* TASK TO COMPLETE
Search the material for the word "Giver" and copy each line that holds it.

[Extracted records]
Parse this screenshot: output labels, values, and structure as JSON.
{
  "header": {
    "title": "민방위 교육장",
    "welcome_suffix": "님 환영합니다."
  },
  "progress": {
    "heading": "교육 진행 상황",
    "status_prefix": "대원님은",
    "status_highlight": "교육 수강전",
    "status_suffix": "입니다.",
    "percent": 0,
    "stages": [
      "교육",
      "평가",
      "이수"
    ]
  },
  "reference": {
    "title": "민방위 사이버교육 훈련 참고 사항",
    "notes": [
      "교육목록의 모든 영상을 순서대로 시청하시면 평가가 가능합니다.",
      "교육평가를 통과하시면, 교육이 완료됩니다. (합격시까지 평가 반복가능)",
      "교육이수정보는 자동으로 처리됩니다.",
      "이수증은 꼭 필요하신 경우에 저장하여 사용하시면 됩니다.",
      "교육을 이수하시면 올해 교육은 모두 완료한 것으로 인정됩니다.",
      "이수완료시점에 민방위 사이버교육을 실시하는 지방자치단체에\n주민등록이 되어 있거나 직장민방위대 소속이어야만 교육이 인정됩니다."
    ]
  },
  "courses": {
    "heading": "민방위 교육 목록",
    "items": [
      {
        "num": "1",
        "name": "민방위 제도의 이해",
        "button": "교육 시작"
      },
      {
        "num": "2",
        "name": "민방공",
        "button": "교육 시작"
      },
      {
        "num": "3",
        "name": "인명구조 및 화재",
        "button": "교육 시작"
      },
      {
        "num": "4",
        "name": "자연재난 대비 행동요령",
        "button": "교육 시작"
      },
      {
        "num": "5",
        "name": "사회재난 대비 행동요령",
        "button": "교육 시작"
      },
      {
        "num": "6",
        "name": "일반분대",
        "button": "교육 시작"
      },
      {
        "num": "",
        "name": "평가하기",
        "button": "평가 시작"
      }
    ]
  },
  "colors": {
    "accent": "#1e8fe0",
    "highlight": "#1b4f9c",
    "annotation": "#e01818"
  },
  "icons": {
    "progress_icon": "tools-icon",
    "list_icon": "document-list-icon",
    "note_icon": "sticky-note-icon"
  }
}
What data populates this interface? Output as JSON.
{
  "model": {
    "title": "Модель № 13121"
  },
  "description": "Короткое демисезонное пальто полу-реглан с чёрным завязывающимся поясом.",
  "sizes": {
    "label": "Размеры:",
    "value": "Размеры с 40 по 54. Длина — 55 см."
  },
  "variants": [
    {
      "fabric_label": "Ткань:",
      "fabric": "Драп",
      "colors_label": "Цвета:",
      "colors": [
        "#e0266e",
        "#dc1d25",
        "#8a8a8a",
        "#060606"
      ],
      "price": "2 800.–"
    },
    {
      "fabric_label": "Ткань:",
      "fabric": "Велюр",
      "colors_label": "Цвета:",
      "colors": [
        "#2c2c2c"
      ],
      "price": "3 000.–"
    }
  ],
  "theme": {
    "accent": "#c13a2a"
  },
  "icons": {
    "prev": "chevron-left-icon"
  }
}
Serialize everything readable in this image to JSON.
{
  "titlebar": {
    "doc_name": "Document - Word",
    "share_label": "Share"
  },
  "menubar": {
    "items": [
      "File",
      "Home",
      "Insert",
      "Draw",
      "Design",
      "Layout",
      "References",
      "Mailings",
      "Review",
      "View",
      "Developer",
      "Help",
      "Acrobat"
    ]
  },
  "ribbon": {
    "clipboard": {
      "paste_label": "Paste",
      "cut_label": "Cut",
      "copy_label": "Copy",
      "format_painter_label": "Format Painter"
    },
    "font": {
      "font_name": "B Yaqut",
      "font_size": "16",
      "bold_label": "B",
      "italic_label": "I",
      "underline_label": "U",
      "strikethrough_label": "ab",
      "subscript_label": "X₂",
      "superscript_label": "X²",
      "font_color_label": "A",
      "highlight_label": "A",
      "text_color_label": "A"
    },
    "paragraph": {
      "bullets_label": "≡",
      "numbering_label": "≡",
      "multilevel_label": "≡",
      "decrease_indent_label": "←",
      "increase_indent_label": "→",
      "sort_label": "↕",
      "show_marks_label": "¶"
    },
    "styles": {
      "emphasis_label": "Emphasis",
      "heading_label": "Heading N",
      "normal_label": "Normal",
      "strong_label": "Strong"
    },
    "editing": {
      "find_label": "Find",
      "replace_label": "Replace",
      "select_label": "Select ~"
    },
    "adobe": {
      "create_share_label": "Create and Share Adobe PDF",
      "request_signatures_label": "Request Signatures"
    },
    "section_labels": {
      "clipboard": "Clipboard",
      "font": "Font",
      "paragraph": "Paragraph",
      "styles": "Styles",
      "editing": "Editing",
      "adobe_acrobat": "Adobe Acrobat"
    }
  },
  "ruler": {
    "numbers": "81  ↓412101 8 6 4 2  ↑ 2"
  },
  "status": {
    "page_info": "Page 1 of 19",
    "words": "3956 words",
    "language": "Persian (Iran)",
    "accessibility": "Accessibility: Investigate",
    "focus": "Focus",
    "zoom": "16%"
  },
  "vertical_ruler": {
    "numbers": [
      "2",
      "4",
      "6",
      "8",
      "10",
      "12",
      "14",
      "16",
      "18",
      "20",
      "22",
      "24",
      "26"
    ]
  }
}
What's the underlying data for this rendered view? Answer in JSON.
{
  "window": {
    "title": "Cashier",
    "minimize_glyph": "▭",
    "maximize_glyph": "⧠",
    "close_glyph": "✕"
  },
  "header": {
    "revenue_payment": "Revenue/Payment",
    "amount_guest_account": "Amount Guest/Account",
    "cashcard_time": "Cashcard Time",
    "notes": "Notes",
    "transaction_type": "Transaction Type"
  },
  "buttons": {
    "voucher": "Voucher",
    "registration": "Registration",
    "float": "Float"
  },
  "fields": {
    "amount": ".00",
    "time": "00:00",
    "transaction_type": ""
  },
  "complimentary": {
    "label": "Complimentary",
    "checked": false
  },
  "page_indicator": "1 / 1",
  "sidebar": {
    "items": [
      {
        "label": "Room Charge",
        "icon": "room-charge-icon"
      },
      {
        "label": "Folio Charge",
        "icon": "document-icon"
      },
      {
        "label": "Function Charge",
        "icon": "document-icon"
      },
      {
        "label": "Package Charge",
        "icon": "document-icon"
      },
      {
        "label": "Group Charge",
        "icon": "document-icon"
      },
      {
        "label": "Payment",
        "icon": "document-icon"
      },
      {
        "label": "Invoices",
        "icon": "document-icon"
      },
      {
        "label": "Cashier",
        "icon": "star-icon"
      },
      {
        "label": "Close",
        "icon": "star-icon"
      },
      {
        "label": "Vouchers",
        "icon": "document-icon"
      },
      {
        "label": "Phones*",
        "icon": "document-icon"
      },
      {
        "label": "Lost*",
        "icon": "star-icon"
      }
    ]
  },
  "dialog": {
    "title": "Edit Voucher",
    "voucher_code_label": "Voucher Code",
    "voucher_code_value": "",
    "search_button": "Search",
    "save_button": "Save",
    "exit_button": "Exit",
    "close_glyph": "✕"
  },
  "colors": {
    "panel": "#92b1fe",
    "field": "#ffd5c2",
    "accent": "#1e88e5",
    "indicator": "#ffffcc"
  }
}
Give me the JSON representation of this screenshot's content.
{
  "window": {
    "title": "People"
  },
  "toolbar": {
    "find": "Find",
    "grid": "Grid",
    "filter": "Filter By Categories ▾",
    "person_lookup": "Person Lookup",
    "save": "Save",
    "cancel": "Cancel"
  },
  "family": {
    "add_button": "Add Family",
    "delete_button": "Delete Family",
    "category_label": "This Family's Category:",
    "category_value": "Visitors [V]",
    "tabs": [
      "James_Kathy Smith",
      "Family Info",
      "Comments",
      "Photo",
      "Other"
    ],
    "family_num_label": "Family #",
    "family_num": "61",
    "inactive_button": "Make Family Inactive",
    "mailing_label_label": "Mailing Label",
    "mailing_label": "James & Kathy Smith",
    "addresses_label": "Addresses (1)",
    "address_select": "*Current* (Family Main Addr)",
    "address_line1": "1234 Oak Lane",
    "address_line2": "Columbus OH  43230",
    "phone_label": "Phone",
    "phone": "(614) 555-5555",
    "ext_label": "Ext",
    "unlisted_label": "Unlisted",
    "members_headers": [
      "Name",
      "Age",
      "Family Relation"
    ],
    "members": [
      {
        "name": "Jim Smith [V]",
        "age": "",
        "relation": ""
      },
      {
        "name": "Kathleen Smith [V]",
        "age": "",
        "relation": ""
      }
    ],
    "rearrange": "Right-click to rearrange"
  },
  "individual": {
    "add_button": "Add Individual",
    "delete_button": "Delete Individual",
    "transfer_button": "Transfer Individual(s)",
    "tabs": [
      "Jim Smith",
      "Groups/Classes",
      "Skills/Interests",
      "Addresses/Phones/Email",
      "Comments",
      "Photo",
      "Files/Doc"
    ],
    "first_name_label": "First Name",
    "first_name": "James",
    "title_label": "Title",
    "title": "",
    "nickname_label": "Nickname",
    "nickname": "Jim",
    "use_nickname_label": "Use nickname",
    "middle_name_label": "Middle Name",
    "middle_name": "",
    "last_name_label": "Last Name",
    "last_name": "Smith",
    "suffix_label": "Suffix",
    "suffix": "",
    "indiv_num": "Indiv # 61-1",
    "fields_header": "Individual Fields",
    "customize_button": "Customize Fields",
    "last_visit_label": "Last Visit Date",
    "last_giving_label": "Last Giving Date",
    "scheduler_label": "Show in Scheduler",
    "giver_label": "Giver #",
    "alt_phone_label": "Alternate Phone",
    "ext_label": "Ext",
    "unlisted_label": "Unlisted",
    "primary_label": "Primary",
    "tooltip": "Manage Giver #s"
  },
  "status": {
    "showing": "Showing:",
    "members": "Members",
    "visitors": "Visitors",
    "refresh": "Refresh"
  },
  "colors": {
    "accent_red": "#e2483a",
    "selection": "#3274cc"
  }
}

* RESPONSE TO THIS TASK
    "giver_label": "Giver #",
    "tooltip": "Manage Giver #s"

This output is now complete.